Reproduce the lines of the material exactly, excluding every image.
========================
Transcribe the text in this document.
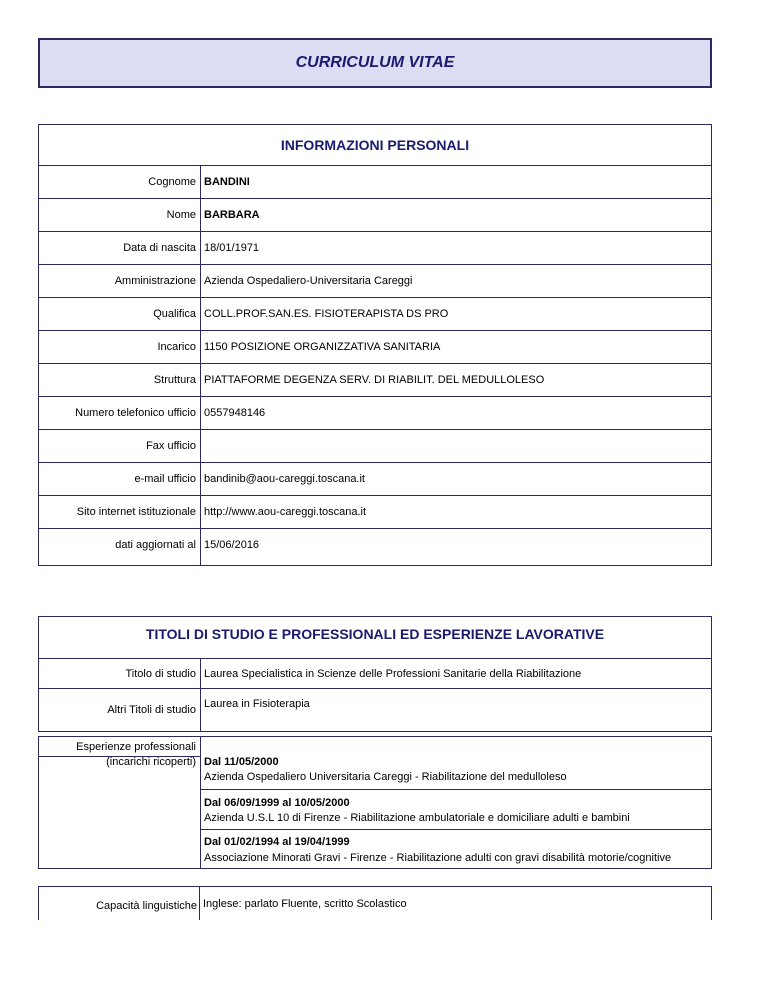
CURRICULUM VITAE
INFORMAZIONI PERSONALI
Cognome BANDINI
Nome BARBARA
Data di nascita 18/01/1971
Amministrazione Azienda Ospedaliero-Universitaria Careggi
Qualifica COLL.PROF.SAN.ES. FISIOTERAPISTA DS PRO
Incarico 1150 POSIZIONE ORGANIZZATIVA SANITARIA
Struttura PIATTAFORME DEGENZA SERV. DI RIABILIT. DEL MEDULLOLESO
Numero telefonico ufficio 0557948146
Fax ufficio
e-mail ufficio bandinib@aou-careggi.toscana.it
Sito internet istituzionale http://www.aou-careggi.toscana.it
dati aggiornati al 15/06/2016
TITOLI DI STUDIO E PROFESSIONALI ED ESPERIENZE LAVORATIVE
Titolo di studio Laurea Specialistica in Scienze delle Professioni Sanitarie della Riabilitazione
Altri Titoli di studio Laurea in Fisioterapia
Esperienze professionali
(incarichi ricoperti) Dal 11/05/2000
Azienda Ospedaliero Universitaria Careggi - Riabilitazione del medulloleso
Dal 06/09/1999 al 10/05/2000
Azienda U.S.L 10 di Firenze - Riabilitazione ambulatoriale e domiciliare adulti e bambini
Dal 01/02/1994 al 19/04/1999
Associazione Minorati Gravi - Firenze - Riabilitazione adulti con gravi disabilità motorie/cognitive
Capacità linguistiche Inglese: parlato Fluente, scritto Scolastico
========================
> **Exercise answer**:
Transcribe the text in this document.
CURRICULUM VITAE
INFORMAZIONI PERSONALI
Cognome BANDINI
Nome BARBARA
Data di nascita 18/01/1971
Amministrazione Azienda Ospedaliero-Universitaria Careggi
Qualifica COLL.PROF.SAN.ES. FISIOTERAPISTA DS PRO
Incarico 1150 POSIZIONE ORGANIZZATIVA SANITARIA
Struttura PIATTAFORME DEGENZA SERV. DI RIABILIT. DEL MEDULLOLESO
Numero telefonico ufficio 0557948146
Fax ufficio
e-mail ufficio bandinib@aou-careggi.toscana.it
Sito internet istituzionale http://www.aou-careggi.toscana.it
dati aggiornati al 15/06/2016
TITOLI DI STUDIO E PROFESSIONALI ED ESPERIENZE LAVORATIVE
Titolo di studio Laurea Specialistica in Scienze delle Professioni Sanitarie della Riabilitazione
Altri Titoli di studio Laurea in Fisioterapia
Esperienze professionali
(incarichi ricoperti) Dal 11/05/2000
Azienda Ospedaliero Universitaria Careggi - Riabilitazione del medulloleso
Dal 06/09/1999 al 10/05/2000
Azienda U.S.L 10 di Firenze - Riabilitazione ambulatoriale e domiciliare adulti e bambini
Dal 01/02/1994 al 19/04/1999
Associazione Minorati Gravi - Firenze - Riabilitazione adulti con gravi disabilità motorie/cognitive
Capacità linguistiche Inglese: parlato Fluente, scritto Scolastico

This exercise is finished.